━━━ Data supplied ━━━

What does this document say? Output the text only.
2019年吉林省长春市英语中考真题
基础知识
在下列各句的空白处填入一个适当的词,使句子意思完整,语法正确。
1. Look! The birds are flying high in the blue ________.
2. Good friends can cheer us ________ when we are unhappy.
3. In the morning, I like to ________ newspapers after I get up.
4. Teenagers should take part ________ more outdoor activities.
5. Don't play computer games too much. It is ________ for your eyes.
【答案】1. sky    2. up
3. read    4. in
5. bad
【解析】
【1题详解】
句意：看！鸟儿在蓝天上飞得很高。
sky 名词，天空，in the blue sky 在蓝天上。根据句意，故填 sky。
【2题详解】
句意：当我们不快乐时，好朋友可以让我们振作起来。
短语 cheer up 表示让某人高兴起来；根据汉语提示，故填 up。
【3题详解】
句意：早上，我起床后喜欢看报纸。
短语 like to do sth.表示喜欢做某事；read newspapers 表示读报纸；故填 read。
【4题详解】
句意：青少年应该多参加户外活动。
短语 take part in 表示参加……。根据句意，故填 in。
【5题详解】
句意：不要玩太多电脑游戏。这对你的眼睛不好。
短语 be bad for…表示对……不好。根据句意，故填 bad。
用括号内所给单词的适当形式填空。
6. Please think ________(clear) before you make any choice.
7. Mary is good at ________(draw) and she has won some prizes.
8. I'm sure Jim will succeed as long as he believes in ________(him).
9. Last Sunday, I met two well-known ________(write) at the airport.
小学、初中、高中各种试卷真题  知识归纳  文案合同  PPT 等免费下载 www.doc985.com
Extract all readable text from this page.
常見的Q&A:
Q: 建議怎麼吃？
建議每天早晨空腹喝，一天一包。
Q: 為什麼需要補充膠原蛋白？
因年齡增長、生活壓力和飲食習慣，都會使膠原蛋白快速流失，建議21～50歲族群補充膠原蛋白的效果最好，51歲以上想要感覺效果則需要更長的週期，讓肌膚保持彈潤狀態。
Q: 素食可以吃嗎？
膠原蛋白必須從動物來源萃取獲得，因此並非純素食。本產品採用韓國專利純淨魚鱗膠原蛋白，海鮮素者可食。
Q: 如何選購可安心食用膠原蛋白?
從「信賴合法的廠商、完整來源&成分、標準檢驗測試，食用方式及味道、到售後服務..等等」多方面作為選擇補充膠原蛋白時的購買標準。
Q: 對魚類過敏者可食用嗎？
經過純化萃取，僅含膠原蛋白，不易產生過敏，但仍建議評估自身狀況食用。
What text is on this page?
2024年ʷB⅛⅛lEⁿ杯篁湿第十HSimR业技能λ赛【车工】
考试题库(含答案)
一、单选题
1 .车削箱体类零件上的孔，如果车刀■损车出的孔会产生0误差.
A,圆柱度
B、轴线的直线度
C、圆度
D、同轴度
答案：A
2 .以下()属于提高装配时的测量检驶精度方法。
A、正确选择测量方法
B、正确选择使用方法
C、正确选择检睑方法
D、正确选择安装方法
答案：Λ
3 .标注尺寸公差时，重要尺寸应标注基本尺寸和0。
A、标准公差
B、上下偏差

━━━

Every record above must be duplicated exactly.

What does this document say? Output the text only.
2019年吉林省长春市英语中考真题
基础知识
在下列各句的空白处填入一个适当的词,使句子意思完整,语法正确。
1. Look! The birds are flying high in the blue ________.
2. Good friends can cheer us ________ when we are unhappy.
3. In the morning, I like to ________ newspapers after I get up.
4. Teenagers should take part ________ more outdoor activities.
5. Don't play computer games too much. It is ________ for your eyes.
【答案】1. sky    2. up
3. read    4. in
5. bad
【解析】
【1题详解】
句意：看！鸟儿在蓝天上飞得很高。
sky 名词，天空，in the blue sky 在蓝天上。根据句意，故填 sky。
【2题详解】
句意：当我们不快乐时，好朋友可以让我们振作起来。
短语 cheer up 表示让某人高兴起来；根据汉语提示，故填 up。
【3题详解】
句意：早上，我起床后喜欢看报纸。
短语 like to do sth.表示喜欢做某事；read newspapers 表示读报纸；故填 read。
【4题详解】
句意：青少年应该多参加户外活动。
短语 take part in 表示参加……。根据句意，故填 in。
【5题详解】
句意：不要玩太多电脑游戏。这对你的眼睛不好。
短语 be bad for…表示对……不好。根据句意，故填 bad。
用括号内所给单词的适当形式填空。
6. Please think ________(clear) before you make any choice.
7. Mary is good at ________(draw) and she has won some prizes.
8. I'm sure Jim will succeed as long as he believes in ________(him).
9. Last Sunday, I met two well-known ________(write) at the airport.
小学、初中、高中各种试卷真题  知识归纳  文案合同  PPT 等免费下载 www.doc985.com
Extract all readable text from this page.
常見的Q&A:
Q: 建議怎麼吃？
建議每天早晨空腹喝，一天一包。
Q: 為什麼需要補充膠原蛋白？
因年齡增長、生活壓力和飲食習慣，都會使膠原蛋白快速流失，建議21～50歲族群補充膠原蛋白的效果最好，51歲以上想要感覺效果則需要更長的週期，讓肌膚保持彈潤狀態。
Q: 素食可以吃嗎？
膠原蛋白必須從動物來源萃取獲得，因此並非純素食。本產品採用韓國專利純淨魚鱗膠原蛋白，海鮮素者可食。
Q: 如何選購可安心食用膠原蛋白?
從「信賴合法的廠商、完整來源&成分、標準檢驗測試，食用方式及味道、到售後服務..等等」多方面作為選擇補充膠原蛋白時的購買標準。
Q: 對魚類過敏者可食用嗎？
經過純化萃取，僅含膠原蛋白，不易產生過敏，但仍建議評估自身狀況食用。
What text is on this page?
2024年ʷB⅛⅛lEⁿ杯篁湿第十HSimR业技能λ赛【车工】
考试题库(含答案)
一、单选题
1 .车削箱体类零件上的孔，如果车刀■损车出的孔会产生0误差.
A,圆柱度
B、轴线的直线度
C、圆度
D、同轴度
答案：A
2 .以下()属于提高装配时的测量检驶精度方法。
A、正确选择测量方法
B、正确选择使用方法
C、正确选择检睑方法
D、正确选择安装方法
答案：Λ
3 .标注尺寸公差时，重要尺寸应标注基本尺寸和0。
A、标准公差
B、上下偏差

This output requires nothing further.